**Task objective**: State how many lines of the entries hold the string "https", and nothing more.

**Data rows**:
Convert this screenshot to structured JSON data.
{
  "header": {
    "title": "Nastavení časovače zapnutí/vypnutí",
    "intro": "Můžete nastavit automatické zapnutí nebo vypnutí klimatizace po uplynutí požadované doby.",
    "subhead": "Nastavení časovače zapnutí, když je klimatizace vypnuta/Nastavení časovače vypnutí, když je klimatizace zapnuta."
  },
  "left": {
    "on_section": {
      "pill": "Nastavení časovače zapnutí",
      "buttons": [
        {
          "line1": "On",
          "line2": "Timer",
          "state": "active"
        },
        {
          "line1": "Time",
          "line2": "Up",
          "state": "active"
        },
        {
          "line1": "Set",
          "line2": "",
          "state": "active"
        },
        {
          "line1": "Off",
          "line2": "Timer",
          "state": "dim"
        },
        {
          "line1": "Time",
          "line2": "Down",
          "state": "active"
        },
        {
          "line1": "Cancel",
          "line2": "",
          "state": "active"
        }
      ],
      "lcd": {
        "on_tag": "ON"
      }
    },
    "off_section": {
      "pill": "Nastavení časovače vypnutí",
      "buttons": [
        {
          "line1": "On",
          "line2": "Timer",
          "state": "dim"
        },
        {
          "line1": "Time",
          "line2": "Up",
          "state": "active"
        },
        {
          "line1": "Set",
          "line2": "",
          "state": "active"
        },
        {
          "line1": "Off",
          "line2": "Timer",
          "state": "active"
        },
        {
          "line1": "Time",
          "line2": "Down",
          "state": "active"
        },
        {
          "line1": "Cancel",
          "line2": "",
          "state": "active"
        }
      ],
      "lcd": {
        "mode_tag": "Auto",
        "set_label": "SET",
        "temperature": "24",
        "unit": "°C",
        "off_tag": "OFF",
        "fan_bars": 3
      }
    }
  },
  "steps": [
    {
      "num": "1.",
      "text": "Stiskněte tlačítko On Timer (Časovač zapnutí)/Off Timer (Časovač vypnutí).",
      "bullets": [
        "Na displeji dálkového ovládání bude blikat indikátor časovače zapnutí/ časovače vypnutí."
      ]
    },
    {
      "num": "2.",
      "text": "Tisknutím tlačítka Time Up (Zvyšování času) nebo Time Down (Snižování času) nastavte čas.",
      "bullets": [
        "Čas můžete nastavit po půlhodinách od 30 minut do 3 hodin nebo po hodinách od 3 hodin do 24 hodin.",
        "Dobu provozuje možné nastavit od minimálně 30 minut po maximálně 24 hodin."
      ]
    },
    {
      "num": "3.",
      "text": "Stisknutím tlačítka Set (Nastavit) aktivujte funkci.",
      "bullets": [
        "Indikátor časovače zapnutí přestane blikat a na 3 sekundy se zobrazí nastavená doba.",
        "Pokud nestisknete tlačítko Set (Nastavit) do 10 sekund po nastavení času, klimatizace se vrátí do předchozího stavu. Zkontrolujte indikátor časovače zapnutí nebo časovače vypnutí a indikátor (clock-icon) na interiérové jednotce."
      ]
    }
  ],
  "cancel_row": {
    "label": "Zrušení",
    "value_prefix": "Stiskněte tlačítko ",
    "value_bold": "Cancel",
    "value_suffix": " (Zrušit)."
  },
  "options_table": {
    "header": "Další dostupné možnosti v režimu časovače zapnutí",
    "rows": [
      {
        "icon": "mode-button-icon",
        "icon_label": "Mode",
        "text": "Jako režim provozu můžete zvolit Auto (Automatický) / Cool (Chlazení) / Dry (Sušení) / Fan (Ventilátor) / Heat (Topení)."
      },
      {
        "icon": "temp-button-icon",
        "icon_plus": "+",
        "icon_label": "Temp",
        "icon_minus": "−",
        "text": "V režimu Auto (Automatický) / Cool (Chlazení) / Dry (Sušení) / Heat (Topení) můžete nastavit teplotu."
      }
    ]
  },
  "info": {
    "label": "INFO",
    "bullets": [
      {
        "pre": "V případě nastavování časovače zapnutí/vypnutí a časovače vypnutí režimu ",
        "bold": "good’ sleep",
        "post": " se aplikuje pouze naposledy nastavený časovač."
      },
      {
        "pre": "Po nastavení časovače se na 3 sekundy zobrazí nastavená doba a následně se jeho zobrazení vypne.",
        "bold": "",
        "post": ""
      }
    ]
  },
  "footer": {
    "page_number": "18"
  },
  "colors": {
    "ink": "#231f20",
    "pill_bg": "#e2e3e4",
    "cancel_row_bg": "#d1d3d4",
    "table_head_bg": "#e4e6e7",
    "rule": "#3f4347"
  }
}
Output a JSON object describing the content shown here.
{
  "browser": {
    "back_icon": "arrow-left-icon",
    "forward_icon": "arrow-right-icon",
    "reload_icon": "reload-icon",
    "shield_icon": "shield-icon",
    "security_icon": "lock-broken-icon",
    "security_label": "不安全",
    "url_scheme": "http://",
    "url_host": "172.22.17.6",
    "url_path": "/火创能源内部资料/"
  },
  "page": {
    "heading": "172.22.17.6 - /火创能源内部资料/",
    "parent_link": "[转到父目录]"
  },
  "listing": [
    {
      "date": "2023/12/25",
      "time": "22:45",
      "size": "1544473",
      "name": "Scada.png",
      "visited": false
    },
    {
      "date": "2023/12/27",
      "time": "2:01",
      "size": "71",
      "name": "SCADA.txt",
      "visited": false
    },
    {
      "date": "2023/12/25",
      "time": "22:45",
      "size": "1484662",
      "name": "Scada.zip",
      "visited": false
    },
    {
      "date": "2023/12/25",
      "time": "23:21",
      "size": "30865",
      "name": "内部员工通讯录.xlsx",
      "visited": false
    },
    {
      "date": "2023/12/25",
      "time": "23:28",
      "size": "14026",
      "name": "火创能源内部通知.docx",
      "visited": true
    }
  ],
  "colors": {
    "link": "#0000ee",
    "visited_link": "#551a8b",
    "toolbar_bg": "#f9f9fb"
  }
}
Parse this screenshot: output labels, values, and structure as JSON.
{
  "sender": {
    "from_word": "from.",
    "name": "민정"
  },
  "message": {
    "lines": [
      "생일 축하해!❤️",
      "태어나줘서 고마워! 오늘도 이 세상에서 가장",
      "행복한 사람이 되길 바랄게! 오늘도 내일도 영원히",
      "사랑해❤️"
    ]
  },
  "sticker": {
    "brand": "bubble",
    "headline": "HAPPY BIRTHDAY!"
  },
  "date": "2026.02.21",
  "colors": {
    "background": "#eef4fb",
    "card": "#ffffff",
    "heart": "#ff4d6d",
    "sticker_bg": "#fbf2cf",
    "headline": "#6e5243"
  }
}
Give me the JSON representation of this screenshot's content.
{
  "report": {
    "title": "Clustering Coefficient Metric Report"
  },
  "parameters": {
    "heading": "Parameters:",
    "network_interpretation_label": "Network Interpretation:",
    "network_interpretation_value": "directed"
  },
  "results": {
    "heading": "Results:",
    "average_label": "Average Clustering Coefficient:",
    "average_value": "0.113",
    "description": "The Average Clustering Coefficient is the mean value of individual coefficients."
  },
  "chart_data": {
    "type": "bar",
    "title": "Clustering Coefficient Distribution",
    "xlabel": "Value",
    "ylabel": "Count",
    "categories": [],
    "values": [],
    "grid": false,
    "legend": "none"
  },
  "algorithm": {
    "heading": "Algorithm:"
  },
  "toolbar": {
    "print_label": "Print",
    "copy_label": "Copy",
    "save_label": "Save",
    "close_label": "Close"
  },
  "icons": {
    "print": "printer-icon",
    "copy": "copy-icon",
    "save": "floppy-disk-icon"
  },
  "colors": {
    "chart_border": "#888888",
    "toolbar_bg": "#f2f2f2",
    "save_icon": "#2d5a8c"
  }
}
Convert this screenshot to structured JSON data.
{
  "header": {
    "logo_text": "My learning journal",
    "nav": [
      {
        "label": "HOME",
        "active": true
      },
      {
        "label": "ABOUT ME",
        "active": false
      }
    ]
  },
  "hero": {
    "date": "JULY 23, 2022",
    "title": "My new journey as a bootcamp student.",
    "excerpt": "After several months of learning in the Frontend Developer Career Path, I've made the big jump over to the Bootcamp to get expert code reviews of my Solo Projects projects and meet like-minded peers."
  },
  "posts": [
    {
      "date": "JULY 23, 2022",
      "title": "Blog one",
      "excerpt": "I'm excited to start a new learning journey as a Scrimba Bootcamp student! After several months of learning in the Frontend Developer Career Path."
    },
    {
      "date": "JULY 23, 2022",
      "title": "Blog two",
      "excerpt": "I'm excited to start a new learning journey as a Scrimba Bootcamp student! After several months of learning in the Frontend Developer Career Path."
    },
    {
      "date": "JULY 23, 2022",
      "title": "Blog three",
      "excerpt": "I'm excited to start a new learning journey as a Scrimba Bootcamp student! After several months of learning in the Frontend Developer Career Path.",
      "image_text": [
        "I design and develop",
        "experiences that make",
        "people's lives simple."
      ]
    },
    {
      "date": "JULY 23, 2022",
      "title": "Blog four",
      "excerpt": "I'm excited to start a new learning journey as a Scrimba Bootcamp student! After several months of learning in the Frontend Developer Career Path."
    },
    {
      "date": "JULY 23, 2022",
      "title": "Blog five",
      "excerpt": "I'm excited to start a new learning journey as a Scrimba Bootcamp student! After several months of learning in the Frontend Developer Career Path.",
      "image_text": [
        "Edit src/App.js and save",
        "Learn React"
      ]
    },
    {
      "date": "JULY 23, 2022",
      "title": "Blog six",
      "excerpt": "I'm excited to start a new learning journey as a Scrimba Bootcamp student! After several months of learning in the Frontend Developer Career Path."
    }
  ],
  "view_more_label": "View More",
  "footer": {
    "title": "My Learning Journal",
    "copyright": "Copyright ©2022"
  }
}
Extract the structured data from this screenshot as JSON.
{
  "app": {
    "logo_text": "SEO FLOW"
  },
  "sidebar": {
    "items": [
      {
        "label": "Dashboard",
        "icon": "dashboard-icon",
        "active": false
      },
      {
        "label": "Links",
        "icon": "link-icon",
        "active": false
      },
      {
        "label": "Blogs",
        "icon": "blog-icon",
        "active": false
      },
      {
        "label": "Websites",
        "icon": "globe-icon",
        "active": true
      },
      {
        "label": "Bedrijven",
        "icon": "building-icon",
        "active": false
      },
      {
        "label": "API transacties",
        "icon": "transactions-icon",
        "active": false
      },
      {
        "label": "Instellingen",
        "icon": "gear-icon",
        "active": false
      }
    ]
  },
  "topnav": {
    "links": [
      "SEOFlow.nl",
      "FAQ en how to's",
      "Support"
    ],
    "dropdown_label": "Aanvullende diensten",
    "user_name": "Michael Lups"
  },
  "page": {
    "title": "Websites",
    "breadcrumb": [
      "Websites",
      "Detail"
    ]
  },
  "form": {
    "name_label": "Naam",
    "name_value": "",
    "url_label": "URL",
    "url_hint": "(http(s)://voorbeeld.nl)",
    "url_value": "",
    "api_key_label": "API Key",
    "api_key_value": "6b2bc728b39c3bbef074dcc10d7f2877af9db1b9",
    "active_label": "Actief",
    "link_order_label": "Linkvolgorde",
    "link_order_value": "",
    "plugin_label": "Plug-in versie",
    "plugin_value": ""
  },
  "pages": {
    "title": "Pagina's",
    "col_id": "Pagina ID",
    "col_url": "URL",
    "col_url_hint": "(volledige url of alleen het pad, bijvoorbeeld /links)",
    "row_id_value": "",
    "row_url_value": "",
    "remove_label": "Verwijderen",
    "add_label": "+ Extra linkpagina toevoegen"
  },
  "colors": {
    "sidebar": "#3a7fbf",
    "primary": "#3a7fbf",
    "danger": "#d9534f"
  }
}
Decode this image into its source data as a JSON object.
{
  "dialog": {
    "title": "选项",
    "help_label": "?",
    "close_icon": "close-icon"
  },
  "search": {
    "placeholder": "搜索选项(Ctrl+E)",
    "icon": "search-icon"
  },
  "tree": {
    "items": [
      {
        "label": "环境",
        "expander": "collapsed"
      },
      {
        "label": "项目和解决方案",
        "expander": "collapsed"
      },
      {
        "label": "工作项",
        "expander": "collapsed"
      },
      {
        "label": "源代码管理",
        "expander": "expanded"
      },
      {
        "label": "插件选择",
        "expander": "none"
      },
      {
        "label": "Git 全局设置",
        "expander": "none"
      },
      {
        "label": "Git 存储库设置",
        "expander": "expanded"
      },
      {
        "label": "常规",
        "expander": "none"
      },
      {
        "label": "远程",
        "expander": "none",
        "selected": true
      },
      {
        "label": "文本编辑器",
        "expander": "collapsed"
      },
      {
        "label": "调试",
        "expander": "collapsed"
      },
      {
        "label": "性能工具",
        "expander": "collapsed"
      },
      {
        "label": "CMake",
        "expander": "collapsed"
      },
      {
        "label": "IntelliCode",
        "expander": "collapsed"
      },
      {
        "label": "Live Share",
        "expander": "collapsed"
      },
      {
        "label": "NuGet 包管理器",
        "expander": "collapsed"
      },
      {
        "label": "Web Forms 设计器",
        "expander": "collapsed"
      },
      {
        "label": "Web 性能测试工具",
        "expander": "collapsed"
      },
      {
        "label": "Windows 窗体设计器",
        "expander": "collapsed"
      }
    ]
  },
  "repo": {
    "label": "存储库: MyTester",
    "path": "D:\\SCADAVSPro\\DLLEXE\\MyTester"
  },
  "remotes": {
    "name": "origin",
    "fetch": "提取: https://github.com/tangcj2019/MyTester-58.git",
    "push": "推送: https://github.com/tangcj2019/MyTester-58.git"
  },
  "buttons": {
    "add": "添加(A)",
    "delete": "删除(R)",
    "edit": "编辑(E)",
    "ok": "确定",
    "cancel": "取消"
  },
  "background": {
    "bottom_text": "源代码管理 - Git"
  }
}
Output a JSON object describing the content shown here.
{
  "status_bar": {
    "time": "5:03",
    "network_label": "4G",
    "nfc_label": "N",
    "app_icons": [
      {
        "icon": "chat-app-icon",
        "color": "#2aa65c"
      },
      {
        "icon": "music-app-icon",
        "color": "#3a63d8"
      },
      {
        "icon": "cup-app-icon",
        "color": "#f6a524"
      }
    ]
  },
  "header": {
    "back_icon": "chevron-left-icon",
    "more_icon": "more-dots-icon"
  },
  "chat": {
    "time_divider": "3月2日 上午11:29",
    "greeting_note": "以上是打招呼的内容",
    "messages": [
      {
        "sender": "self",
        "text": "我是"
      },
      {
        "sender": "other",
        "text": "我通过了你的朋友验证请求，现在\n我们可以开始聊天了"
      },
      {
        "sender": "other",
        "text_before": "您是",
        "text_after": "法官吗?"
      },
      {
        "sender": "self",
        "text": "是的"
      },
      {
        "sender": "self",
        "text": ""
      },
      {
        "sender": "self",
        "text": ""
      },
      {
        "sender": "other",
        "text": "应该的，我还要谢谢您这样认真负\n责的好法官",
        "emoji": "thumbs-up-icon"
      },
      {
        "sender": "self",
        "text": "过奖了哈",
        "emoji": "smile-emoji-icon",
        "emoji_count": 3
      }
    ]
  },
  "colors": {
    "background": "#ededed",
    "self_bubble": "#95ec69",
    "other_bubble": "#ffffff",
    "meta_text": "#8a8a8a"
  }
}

**Solution to the problem**: 2